↓↓↓

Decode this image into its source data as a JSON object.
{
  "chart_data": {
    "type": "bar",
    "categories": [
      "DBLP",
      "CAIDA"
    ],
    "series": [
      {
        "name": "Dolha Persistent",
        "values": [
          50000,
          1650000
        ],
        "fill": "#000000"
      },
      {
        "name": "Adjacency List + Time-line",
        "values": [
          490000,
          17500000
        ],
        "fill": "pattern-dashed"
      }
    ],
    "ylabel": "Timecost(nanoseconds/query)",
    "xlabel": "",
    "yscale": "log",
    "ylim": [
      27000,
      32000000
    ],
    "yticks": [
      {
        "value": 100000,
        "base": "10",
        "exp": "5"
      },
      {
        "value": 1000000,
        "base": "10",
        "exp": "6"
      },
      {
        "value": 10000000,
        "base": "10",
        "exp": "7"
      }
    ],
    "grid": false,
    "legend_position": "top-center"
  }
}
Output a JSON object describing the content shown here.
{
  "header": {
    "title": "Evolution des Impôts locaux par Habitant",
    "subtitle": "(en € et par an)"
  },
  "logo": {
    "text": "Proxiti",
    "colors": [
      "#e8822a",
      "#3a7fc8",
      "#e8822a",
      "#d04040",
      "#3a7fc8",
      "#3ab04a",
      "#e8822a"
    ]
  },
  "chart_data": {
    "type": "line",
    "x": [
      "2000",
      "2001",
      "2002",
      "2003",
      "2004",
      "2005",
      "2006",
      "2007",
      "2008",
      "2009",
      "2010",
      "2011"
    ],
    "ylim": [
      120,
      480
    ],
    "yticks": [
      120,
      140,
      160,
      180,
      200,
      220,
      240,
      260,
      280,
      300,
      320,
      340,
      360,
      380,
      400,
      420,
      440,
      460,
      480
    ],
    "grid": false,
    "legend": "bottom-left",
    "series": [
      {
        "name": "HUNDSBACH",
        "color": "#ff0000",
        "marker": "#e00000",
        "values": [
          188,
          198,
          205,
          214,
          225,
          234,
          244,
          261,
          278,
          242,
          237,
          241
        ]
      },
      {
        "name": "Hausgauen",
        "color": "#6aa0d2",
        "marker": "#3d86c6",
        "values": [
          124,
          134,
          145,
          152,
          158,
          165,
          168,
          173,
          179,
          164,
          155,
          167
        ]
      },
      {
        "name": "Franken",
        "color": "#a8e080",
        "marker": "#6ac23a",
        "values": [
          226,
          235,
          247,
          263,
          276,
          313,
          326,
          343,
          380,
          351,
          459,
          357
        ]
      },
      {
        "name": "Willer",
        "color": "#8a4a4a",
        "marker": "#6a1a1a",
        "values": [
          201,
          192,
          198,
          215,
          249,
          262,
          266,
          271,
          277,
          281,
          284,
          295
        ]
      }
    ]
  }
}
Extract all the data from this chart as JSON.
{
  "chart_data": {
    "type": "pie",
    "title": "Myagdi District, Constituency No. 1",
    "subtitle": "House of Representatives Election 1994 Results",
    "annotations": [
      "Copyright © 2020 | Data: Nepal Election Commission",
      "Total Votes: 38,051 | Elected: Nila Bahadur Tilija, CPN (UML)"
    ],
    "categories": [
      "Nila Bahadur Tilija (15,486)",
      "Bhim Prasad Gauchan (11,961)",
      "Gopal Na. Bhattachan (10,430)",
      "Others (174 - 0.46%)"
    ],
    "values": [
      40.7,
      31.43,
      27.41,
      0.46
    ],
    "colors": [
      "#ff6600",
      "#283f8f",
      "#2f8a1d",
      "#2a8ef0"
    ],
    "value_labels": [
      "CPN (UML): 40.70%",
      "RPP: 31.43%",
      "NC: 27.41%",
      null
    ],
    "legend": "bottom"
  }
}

↑↑↑

## GIVEN PROBLEM
Here, the records must be output exactly and in full.

## RESPONSE BELOW
Decode this image into its source data as a JSON object.
{
  "chart_data": {
    "type": "bar",
    "categories": [
      "DBLP",
      "CAIDA"
    ],
    "series": [
      {
        "name": "Dolha Persistent",
        "values": [
          50000,
          1650000
        ],
        "fill": "#000000"
      },
      {
        "name": "Adjacency List + Time-line",
        "values": [
          490000,
          17500000
        ],
        "fill": "pattern-dashed"
      }
    ],
    "ylabel": "Timecost(nanoseconds/query)",
    "xlabel": "",
    "yscale": "log",
    "ylim": [
      27000,
      32000000
    ],
    "yticks": [
      {
        "value": 100000,
        "base": "10",
        "exp": "5"
      },
      {
        "value": 1000000,
        "base": "10",
        "exp": "6"
      },
      {
        "value": 10000000,
        "base": "10",
        "exp": "7"
      }
    ],
    "grid": false,
    "legend_position": "top-center"
  }
}
Output a JSON object describing the content shown here.
{
  "header": {
    "title": "Evolution des Impôts locaux par Habitant",
    "subtitle": "(en € et par an)"
  },
  "logo": {
    "text": "Proxiti",
    "colors": [
      "#e8822a",
      "#3a7fc8",
      "#e8822a",
      "#d04040",
      "#3a7fc8",
      "#3ab04a",
      "#e8822a"
    ]
  },
  "chart_data": {
    "type": "line",
    "x": [
      "2000",
      "2001",
      "2002",
      "2003",
      "2004",
      "2005",
      "2006",
      "2007",
      "2008",
      "2009",
      "2010",
      "2011"
    ],
    "ylim": [
      120,
      480
    ],
    "yticks": [
      120,
      140,
      160,
      180,
      200,
      220,
      240,
      260,
      280,
      300,
      320,
      340,
      360,
      380,
      400,
      420,
      440,
      460,
      480
    ],
    "grid": false,
    "legend": "bottom-left",
    "series": [
      {
        "name": "HUNDSBACH",
        "color": "#ff0000",
        "marker": "#e00000",
        "values": [
          188,
          198,
          205,
          214,
          225,
          234,
          244,
          261,
          278,
          242,
          237,
          241
        ]
      },
      {
        "name": "Hausgauen",
        "color": "#6aa0d2",
        "marker": "#3d86c6",
        "values": [
          124,
          134,
          145,
          152,
          158,
          165,
          168,
          173,
          179,
          164,
          155,
          167
        ]
      },
      {
        "name": "Franken",
        "color": "#a8e080",
        "marker": "#6ac23a",
        "values": [
          226,
          235,
          247,
          263,
          276,
          313,
          326,
          343,
          380,
          351,
          459,
          357
        ]
      },
      {
        "name": "Willer",
        "color": "#8a4a4a",
        "marker": "#6a1a1a",
        "values": [
          201,
          192,
          198,
          215,
          249,
          262,
          266,
          271,
          277,
          281,
          284,
          295
        ]
      }
    ]
  }
}
Extract all the data from this chart as JSON.
{
  "chart_data": {
    "type": "pie",
    "title": "Myagdi District, Constituency No. 1",
    "subtitle": "House of Representatives Election 1994 Results",
    "annotations": [
      "Copyright © 2020 | Data: Nepal Election Commission",
      "Total Votes: 38,051 | Elected: Nila Bahadur Tilija, CPN (UML)"
    ],
    "categories": [
      "Nila Bahadur Tilija (15,486)",
      "Bhim Prasad Gauchan (11,961)",
      "Gopal Na. Bhattachan (10,430)",
      "Others (174 - 0.46%)"
    ],
    "values": [
      40.7,
      31.43,
      27.41,
      0.46
    ],
    "colors": [
      "#ff6600",
      "#283f8f",
      "#2f8a1d",
      "#2a8ef0"
    ],
    "value_labels": [
      "CPN (UML): 40.70%",
      "RPP: 31.43%",
      "NC: 27.41%",
      null
    ],
    "legend": "bottom"
  }
}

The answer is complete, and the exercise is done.